(Beginning of EXERCISE INPUT)

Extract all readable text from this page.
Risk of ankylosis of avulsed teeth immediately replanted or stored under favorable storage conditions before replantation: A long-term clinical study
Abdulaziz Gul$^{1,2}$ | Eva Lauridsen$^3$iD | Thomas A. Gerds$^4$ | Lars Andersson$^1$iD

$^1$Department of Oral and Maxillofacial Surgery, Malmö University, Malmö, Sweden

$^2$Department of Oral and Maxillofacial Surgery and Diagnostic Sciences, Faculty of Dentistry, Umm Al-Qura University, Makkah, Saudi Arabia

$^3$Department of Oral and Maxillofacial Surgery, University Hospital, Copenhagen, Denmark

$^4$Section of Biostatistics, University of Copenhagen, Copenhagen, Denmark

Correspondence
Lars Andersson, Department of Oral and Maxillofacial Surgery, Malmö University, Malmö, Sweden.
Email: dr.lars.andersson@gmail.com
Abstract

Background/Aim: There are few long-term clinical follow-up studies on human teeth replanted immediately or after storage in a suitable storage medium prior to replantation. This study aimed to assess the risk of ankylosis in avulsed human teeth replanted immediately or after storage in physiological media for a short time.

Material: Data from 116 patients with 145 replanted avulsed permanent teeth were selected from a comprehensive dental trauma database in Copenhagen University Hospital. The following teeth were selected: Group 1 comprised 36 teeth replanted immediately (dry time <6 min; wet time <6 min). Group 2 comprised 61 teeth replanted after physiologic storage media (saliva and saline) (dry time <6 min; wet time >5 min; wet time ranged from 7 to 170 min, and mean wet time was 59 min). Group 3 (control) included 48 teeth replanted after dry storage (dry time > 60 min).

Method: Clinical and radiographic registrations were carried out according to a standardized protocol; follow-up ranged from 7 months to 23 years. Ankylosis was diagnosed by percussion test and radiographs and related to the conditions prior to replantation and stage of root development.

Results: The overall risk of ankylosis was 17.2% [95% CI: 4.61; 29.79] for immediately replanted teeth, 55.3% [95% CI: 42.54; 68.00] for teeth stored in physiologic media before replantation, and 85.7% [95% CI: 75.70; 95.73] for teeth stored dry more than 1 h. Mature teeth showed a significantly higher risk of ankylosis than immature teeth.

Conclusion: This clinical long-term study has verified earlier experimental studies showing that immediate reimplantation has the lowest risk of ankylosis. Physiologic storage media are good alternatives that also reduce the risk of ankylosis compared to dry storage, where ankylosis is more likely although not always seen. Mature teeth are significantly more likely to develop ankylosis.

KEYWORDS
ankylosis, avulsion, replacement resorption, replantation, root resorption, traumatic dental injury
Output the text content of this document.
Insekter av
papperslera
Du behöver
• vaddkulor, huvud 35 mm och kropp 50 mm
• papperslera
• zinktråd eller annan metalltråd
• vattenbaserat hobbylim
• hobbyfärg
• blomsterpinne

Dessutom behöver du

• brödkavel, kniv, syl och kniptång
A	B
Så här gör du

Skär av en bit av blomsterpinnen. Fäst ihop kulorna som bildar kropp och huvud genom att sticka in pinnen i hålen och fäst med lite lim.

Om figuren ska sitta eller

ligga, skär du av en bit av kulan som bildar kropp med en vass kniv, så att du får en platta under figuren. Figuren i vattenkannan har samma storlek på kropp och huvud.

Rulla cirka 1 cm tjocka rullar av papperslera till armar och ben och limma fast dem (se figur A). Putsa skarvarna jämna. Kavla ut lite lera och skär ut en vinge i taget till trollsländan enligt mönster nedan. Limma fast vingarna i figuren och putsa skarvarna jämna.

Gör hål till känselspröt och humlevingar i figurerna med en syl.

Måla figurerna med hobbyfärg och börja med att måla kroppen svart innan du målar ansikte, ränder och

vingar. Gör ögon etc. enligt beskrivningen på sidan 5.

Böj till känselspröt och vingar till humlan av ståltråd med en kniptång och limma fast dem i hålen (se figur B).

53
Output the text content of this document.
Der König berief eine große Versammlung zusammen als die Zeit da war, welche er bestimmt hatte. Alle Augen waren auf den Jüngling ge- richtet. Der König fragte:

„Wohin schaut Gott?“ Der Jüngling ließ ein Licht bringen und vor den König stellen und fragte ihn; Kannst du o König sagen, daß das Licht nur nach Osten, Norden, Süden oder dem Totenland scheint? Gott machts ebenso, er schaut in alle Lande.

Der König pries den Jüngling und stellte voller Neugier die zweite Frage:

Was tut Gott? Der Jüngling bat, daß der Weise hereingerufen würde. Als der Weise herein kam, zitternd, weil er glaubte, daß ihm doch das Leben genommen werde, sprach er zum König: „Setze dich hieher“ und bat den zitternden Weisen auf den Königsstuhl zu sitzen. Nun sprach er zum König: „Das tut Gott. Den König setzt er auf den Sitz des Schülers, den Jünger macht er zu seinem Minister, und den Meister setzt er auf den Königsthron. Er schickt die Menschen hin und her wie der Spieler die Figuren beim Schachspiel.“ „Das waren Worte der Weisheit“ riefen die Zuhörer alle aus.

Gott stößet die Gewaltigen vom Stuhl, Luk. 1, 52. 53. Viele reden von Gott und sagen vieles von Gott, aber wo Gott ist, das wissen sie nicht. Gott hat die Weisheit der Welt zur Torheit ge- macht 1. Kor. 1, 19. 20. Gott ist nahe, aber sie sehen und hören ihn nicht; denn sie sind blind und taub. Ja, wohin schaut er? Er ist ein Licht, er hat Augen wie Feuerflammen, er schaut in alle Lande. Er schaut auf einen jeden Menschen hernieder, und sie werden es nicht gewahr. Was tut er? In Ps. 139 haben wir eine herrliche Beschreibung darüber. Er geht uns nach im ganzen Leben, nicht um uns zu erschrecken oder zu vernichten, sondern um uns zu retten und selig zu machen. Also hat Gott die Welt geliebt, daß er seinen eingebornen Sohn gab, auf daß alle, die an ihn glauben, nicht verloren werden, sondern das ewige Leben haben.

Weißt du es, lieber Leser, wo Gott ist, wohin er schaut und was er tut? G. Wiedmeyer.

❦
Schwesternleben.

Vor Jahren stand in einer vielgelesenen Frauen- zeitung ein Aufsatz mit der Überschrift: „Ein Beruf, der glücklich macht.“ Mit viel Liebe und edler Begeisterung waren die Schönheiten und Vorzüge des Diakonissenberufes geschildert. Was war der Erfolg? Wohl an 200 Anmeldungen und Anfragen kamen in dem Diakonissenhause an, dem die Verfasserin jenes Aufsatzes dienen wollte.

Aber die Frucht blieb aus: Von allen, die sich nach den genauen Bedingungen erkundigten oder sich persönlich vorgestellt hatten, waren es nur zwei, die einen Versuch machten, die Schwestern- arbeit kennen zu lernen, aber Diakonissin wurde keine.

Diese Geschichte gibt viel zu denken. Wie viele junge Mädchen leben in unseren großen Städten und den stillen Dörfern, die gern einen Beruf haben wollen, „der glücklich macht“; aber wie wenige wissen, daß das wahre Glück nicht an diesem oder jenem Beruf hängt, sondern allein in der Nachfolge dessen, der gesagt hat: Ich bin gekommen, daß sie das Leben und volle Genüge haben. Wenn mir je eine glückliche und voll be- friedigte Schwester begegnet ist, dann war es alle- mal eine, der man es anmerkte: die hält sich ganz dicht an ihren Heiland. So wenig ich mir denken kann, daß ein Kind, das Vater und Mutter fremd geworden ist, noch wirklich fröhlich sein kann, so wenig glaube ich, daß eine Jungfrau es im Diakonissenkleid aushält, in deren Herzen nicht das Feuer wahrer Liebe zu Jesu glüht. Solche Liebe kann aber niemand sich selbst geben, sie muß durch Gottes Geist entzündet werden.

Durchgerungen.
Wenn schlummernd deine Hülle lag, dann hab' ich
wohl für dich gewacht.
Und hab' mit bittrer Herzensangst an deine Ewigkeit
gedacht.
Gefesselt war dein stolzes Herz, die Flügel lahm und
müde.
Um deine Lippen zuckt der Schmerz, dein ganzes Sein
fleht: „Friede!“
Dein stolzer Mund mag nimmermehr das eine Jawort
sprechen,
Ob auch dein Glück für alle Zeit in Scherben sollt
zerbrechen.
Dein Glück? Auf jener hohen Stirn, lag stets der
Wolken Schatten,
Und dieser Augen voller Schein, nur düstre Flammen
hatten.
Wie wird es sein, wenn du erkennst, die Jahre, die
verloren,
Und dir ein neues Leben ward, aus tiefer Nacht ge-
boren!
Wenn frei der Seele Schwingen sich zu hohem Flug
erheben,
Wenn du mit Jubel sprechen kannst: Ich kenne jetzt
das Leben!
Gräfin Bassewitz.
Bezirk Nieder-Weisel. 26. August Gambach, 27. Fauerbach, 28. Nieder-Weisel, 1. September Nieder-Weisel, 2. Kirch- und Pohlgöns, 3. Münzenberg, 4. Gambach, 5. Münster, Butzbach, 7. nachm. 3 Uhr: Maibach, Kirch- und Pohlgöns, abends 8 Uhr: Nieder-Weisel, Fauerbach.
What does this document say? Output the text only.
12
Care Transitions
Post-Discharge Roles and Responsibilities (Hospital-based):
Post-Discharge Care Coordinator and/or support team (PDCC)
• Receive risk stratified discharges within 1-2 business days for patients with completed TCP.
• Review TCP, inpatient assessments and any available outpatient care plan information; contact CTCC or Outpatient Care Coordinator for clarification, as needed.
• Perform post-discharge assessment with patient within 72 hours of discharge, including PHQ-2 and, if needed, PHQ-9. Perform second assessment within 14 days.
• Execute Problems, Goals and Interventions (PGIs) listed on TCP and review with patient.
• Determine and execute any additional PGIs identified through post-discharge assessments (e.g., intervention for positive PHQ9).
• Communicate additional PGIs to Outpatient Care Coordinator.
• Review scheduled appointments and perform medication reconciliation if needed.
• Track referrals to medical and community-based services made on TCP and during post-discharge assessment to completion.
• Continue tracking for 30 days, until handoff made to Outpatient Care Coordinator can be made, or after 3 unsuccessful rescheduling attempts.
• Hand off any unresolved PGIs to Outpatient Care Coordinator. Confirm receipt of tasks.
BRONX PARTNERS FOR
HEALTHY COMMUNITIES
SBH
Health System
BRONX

(End of EXERCISE INPUT)

WHAT YOU ARE ASKED TO DO
Run a filter over the data above and keep each line that contains the word "huvud".

OUTPUT BELOW
• vaddkulor, huvud 35 mm och kropp 50 mm
Skär av en bit av blomsterpinnen. Fäst ihop kulorna som bildar kropp och huvud genom att sticka in pinnen i hålen och fäst med lite lim.
ligga, skär du av en bit av kulan som bildar kropp med en vass kniv, så att du får en platta under figuren. Figuren i vattenkannan har samma storlek på kropp och huvud.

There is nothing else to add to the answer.